» **What the exercise asks**
Starting at the first line of the items and stopping after the line containing "What elements are", rewrite those lines with every "LAG" changed to "Lag". Leave everything else in them unchanged.

» **Recorded data**
--------------------

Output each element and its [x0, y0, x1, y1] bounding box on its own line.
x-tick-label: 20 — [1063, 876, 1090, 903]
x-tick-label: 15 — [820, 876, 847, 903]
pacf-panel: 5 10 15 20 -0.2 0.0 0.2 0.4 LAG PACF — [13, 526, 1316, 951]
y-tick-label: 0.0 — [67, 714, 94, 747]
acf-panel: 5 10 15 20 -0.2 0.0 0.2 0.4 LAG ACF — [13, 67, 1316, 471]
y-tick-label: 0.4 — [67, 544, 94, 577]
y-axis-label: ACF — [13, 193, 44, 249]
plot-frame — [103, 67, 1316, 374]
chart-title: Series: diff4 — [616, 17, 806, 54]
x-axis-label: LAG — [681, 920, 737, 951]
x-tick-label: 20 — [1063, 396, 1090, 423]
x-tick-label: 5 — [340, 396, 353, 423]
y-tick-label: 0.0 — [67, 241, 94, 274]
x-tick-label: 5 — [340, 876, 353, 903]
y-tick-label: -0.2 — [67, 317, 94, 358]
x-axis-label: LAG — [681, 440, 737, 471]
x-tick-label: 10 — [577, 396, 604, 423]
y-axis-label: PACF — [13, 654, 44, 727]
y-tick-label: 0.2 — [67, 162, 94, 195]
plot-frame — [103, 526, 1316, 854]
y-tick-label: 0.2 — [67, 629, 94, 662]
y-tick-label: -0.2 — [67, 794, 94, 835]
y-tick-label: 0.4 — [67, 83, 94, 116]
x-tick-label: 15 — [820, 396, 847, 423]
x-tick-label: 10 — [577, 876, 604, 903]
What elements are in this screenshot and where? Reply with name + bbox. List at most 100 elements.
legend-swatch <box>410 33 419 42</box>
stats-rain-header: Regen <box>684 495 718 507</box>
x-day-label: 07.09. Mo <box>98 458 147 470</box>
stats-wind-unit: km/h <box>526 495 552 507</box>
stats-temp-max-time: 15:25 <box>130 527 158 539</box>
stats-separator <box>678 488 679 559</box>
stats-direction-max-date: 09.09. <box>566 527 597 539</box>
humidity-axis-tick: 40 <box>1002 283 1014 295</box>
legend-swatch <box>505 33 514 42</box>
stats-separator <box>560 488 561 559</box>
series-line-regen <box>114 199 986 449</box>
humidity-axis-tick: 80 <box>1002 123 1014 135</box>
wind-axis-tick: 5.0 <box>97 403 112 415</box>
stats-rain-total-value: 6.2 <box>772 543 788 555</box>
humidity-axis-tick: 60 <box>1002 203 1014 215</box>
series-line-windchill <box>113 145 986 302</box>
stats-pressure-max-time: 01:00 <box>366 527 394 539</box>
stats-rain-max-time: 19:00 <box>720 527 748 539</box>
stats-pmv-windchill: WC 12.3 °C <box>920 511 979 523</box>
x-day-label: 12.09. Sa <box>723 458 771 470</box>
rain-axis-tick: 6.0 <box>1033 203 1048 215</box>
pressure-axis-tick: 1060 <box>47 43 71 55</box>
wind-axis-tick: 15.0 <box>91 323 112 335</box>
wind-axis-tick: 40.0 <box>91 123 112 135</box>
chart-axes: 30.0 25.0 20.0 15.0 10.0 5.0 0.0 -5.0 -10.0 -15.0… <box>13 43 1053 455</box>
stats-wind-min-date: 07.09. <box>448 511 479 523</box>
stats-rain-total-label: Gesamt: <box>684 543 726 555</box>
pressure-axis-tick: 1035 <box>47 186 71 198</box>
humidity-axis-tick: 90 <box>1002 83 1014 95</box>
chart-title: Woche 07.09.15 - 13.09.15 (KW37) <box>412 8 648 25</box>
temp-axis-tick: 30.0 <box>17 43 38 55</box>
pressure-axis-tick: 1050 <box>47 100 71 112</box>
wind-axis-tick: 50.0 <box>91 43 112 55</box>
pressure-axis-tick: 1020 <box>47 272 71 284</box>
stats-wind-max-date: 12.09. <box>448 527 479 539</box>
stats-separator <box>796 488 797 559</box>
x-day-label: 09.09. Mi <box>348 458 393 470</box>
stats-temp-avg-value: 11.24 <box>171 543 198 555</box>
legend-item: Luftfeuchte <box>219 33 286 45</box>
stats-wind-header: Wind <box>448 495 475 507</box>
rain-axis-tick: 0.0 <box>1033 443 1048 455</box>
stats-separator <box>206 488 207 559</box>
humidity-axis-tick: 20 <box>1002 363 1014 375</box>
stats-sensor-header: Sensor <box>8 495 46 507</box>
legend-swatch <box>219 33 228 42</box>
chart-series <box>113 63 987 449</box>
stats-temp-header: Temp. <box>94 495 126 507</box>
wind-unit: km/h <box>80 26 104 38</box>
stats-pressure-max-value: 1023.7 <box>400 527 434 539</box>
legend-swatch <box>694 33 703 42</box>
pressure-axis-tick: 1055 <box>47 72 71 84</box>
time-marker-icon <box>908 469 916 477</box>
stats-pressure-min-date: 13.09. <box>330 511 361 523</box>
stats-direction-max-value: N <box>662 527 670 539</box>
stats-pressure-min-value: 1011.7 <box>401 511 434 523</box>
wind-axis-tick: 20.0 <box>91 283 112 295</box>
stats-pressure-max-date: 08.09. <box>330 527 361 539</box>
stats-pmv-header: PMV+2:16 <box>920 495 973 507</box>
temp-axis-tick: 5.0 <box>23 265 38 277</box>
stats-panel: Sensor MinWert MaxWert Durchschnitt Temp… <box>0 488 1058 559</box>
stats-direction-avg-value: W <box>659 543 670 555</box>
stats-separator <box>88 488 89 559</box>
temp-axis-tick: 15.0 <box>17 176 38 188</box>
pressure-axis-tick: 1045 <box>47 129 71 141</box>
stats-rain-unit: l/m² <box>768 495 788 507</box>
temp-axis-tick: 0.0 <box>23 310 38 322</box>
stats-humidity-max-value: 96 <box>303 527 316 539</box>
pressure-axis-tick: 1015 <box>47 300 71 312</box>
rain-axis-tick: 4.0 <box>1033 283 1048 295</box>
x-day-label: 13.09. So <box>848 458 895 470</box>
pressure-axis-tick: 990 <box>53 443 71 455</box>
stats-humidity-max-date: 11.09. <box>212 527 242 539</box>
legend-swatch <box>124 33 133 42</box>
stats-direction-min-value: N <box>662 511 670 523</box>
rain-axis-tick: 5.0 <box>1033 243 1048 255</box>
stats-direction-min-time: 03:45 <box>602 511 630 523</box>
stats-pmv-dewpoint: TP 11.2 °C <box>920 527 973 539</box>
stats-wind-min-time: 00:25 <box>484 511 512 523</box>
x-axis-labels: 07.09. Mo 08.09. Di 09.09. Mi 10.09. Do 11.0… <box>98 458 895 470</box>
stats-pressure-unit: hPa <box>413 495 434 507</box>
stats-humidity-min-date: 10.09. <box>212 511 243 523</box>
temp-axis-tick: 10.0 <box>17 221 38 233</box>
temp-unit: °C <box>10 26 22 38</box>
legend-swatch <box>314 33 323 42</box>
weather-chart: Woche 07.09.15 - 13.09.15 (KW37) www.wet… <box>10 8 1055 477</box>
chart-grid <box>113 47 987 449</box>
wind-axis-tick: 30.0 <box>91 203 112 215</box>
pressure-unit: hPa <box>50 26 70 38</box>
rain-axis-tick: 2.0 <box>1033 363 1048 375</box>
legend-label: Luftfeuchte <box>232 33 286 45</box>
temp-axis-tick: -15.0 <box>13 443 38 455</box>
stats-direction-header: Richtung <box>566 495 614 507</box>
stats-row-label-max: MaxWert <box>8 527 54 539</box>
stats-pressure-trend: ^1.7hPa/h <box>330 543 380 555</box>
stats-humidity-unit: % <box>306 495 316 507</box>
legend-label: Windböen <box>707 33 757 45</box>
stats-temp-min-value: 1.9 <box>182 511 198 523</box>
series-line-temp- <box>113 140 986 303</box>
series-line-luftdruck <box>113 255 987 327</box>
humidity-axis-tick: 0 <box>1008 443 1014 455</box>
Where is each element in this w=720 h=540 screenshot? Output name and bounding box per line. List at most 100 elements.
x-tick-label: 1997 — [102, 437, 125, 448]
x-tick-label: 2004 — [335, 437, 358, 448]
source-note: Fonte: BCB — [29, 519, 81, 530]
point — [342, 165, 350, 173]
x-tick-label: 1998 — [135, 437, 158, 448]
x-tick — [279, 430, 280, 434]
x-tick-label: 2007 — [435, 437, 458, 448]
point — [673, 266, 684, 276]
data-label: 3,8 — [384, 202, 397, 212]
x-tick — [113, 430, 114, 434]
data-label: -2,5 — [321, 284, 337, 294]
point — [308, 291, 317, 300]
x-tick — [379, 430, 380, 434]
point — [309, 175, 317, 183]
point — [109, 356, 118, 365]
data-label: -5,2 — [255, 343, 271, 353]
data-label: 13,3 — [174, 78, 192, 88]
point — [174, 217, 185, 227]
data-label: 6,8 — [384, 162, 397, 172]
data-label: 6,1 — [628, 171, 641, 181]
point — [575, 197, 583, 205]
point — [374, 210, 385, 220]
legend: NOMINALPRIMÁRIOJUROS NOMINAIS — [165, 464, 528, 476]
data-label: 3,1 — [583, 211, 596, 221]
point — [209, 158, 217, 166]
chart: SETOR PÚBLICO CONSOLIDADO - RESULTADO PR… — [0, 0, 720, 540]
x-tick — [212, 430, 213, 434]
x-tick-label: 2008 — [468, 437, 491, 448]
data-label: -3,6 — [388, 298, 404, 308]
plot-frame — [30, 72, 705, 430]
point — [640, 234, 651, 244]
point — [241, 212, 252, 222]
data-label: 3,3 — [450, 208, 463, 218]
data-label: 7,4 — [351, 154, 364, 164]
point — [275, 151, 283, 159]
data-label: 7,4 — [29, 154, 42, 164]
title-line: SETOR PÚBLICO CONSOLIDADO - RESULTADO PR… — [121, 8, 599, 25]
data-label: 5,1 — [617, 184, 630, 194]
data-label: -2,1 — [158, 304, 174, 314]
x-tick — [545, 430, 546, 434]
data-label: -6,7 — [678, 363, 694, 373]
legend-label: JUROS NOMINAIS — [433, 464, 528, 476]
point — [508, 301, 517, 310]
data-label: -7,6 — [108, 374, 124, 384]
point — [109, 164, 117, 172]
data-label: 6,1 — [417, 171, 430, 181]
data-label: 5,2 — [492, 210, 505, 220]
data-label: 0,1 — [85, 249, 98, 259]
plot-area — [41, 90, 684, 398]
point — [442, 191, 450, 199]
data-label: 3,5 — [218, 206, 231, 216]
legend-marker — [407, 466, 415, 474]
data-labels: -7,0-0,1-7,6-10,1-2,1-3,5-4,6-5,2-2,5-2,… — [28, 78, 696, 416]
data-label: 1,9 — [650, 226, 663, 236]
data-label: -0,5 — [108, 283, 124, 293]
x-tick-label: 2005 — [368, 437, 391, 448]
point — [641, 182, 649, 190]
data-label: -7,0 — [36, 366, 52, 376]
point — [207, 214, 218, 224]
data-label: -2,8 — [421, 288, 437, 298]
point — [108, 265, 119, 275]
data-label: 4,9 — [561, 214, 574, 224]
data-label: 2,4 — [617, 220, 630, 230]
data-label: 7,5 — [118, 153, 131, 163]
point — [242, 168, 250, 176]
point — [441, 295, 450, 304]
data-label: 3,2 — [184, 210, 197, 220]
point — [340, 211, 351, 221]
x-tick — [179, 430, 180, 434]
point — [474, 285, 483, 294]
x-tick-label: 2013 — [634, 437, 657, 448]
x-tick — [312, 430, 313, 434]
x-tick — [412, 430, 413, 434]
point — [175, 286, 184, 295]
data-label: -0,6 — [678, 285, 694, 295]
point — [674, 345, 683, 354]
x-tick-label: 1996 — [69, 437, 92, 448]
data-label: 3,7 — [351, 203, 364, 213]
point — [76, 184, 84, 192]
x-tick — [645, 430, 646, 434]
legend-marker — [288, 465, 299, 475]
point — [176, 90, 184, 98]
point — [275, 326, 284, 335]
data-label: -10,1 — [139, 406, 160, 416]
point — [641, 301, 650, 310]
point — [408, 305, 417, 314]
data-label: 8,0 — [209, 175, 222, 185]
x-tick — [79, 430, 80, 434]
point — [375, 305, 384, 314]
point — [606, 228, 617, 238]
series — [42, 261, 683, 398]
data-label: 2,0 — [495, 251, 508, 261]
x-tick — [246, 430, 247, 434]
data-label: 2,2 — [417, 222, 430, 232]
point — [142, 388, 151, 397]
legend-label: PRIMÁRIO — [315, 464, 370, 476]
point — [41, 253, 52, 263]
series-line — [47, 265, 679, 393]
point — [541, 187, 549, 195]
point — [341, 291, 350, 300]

--------------------

» **Solved exercise**
Output each element and its [x0, y0, x1, y1] bounding box on its own line.
x-tick-label: 20 — [1063, 876, 1090, 903]
x-tick-label: 15 — [820, 876, 847, 903]
pacf-panel: 5 10 15 20 -0.2 0.0 0.2 0.4 Lag PACF — [13, 526, 1316, 951]
y-tick-label: 0.0 — [67, 714, 94, 747]
acf-panel: 5 10 15 20 -0.2 0.0 0.2 0.4 Lag ACF — [13, 67, 1316, 471]
y-tick-label: 0.4 — [67, 544, 94, 577]
y-axis-label: ACF — [13, 193, 44, 249]
plot-frame — [103, 67, 1316, 374]
chart-title: Series: diff4 — [616, 17, 806, 54]
x-axis-label: Lag — [681, 920, 737, 951]
x-tick-label: 20 — [1063, 396, 1090, 423]
x-tick-label: 5 — [340, 396, 353, 423]
y-tick-label: 0.0 — [67, 241, 94, 274]
x-tick-label: 5 — [340, 876, 353, 903]
y-tick-label: -0.2 — [67, 317, 94, 358]
x-axis-label: Lag — [681, 440, 737, 471]
x-tick-label: 10 — [577, 396, 604, 423]
y-axis-label: PACF — [13, 654, 44, 727]
y-tick-label: 0.2 — [67, 162, 94, 195]
plot-frame — [103, 526, 1316, 854]
y-tick-label: 0.2 — [67, 629, 94, 662]
y-tick-label: -0.2 — [67, 794, 94, 835]
y-tick-label: 0.4 — [67, 83, 94, 116]
x-tick-label: 15 — [820, 396, 847, 423]
x-tick-label: 10 — [577, 876, 604, 903]
What elements are in this screenshot and where? Reply with name + bbox. List at most 100 elements.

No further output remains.